Structured figure records:
-=-=-

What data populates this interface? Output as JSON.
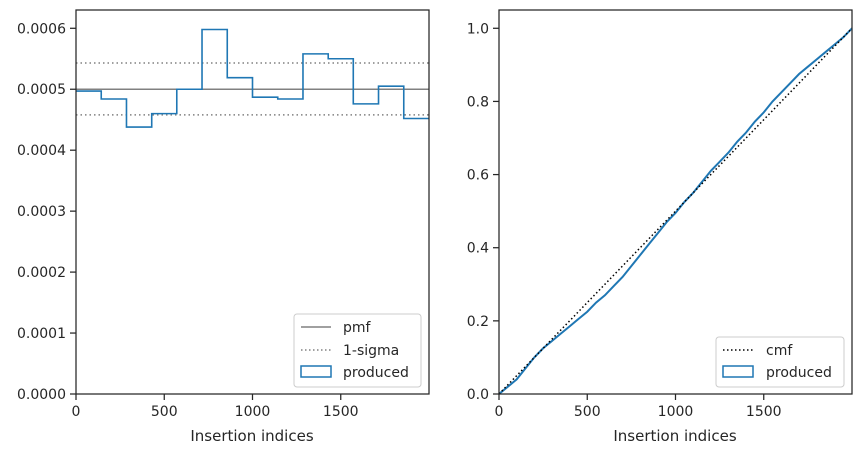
{
  "chart_data": [
    {
      "type": "line",
      "xlabel": "Insertion indices",
      "ylabel": "",
      "xlim": [
        0,
        2000
      ],
      "ylim": [
        0,
        0.00063
      ],
      "xticks": [
        0,
        500,
        1000,
        1500
      ],
      "xtick_labels": [
        "0",
        "500",
        "1000",
        "1500"
      ],
      "yticks": [
        0,
        0.0001,
        0.0002,
        0.0003,
        0.0004,
        0.0005,
        0.0006
      ],
      "ytick_labels": [
        "0.0000",
        "0.0001",
        "0.0002",
        "0.0003",
        "0.0004",
        "0.0005",
        "0.0006"
      ],
      "legend_position": "lower right",
      "grid": false,
      "series": [
        {
          "name": "pmf",
          "style": "solid",
          "color": "#808080",
          "y": 0.0005
        },
        {
          "name": "1-sigma",
          "style": "dotted",
          "color": "#808080",
          "y_values": [
            0.000458,
            0.000543
          ]
        },
        {
          "name": "produced",
          "style": "step-histogram",
          "color": "#1f77b4",
          "bin_edges": [
            0,
            143,
            286,
            429,
            571,
            714,
            857,
            1000,
            1143,
            1286,
            1429,
            1571,
            1714,
            1857,
            2000
          ],
          "values": [
            0.000497,
            0.000484,
            0.000438,
            0.00046,
            0.0005,
            0.000598,
            0.000519,
            0.000487,
            0.000484,
            0.000558,
            0.00055,
            0.000476,
            0.000505,
            0.000452
          ]
        }
      ]
    },
    {
      "type": "line",
      "xlabel": "Insertion indices",
      "ylabel": "",
      "xlim": [
        0,
        2000
      ],
      "ylim": [
        0,
        1.05
      ],
      "xticks": [
        0,
        500,
        1000,
        1500
      ],
      "xtick_labels": [
        "0",
        "500",
        "1000",
        "1500"
      ],
      "yticks": [
        0,
        0.2,
        0.4,
        0.6,
        0.8,
        1.0
      ],
      "ytick_labels": [
        "0.0",
        "0.2",
        "0.4",
        "0.6",
        "0.8",
        "1.0"
      ],
      "legend_position": "lower right",
      "grid": false,
      "series": [
        {
          "name": "cmf",
          "style": "dotted",
          "color": "#000000",
          "x": [
            0,
            2000
          ],
          "y": [
            0,
            1
          ]
        },
        {
          "name": "produced",
          "style": "solid",
          "color": "#1f77b4",
          "x": [
            0,
            50,
            100,
            150,
            200,
            250,
            300,
            350,
            400,
            450,
            500,
            550,
            600,
            650,
            700,
            750,
            800,
            850,
            900,
            950,
            1000,
            1050,
            1100,
            1150,
            1200,
            1250,
            1300,
            1350,
            1400,
            1450,
            1500,
            1550,
            1600,
            1650,
            1700,
            1750,
            1800,
            1850,
            1900,
            1950,
            2000
          ],
          "y": [
            0,
            0.02,
            0.04,
            0.07,
            0.1,
            0.125,
            0.145,
            0.165,
            0.185,
            0.205,
            0.225,
            0.25,
            0.27,
            0.295,
            0.32,
            0.35,
            0.38,
            0.41,
            0.44,
            0.47,
            0.495,
            0.525,
            0.55,
            0.58,
            0.61,
            0.635,
            0.66,
            0.69,
            0.715,
            0.745,
            0.77,
            0.8,
            0.825,
            0.85,
            0.875,
            0.895,
            0.915,
            0.935,
            0.955,
            0.975,
            1.0
          ]
        }
      ]
    }
  ]
}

-=-=-

**To do:** Return the material word for word. Pictures are not part of the copy.

**Written answer:**
What data populates this interface? Output as JSON.
{
  "chart_data": [
    {
      "type": "line",
      "xlabel": "Insertion indices",
      "ylabel": "",
      "xlim": [
        0,
        2000
      ],
      "ylim": [
        0,
        0.00063
      ],
      "xticks": [
        0,
        500,
        1000,
        1500
      ],
      "xtick_labels": [
        "0",
        "500",
        "1000",
        "1500"
      ],
      "yticks": [
        0,
        0.0001,
        0.0002,
        0.0003,
        0.0004,
        0.0005,
        0.0006
      ],
      "ytick_labels": [
        "0.0000",
        "0.0001",
        "0.0002",
        "0.0003",
        "0.0004",
        "0.0005",
        "0.0006"
      ],
      "legend_position": "lower right",
      "grid": false,
      "series": [
        {
          "name": "pmf",
          "style": "solid",
          "color": "#808080",
          "y": 0.0005
        },
        {
          "name": "1-sigma",
          "style": "dotted",
          "color": "#808080",
          "y_values": [
            0.000458,
            0.000543
          ]
        },
        {
          "name": "produced",
          "style": "step-histogram",
          "color": "#1f77b4",
          "bin_edges": [
            0,
            143,
            286,
            429,
            571,
            714,
            857,
            1000,
            1143,
            1286,
            1429,
            1571,
            1714,
            1857,
            2000
          ],
          "values": [
            0.000497,
            0.000484,
            0.000438,
            0.00046,
            0.0005,
            0.000598,
            0.000519,
            0.000487,
            0.000484,
            0.000558,
            0.00055,
            0.000476,
            0.000505,
            0.000452
          ]
        }
      ]
    },
    {
      "type": "line",
      "xlabel": "Insertion indices",
      "ylabel": "",
      "xlim": [
        0,
        2000
      ],
      "ylim": [
        0,
        1.05
      ],
      "xticks": [
        0,
        500,
        1000,
        1500
      ],
      "xtick_labels": [
        "0",
        "500",
        "1000",
        "1500"
      ],
      "yticks": [
        0,
        0.2,
        0.4,
        0.6,
        0.8,
        1.0
      ],
      "ytick_labels": [
        "0.0",
        "0.2",
        "0.4",
        "0.6",
        "0.8",
        "1.0"
      ],
      "legend_position": "lower right",
      "grid": false,
      "series": [
        {
          "name": "cmf",
          "style": "dotted",
          "color": "#000000",
          "x": [
            0,
            2000
          ],
          "y": [
            0,
            1
          ]
        },
        {
          "name": "produced",
          "style": "solid",
          "color": "#1f77b4",
          "x": [
            0,
            50,
            100,
            150,
            200,
            250,
            300,
            350,
            400,
            450,
            500,
            550,
            600,
            650,
            700,
            750,
            800,
            850,
            900,
            950,
            1000,
            1050,
            1100,
            1150,
            1200,
            1250,
            1300,
            1350,
            1400,
            1450,
            1500,
            1550,
            1600,
            1650,
            1700,
            1750,
            1800,
            1850,
            1900,
            1950,
            2000
          ],
          "y": [
            0,
            0.02,
            0.04,
            0.07,
            0.1,
            0.125,
            0.145,
            0.165,
            0.185,
            0.205,
            0.225,
            0.25,
            0.27,
            0.295,
            0.32,
            0.35,
            0.38,
            0.41,
            0.44,
            0.47,
            0.495,
            0.525,
            0.55,
            0.58,
            0.61,
            0.635,
            0.66,
            0.69,
            0.715,
            0.745,
            0.77,
            0.8,
            0.825,
            0.85,
            0.875,
            0.895,
            0.915,
            0.935,
            0.955,
            0.975,
            1.0
          ]
        }
      ]
    }
  ]
}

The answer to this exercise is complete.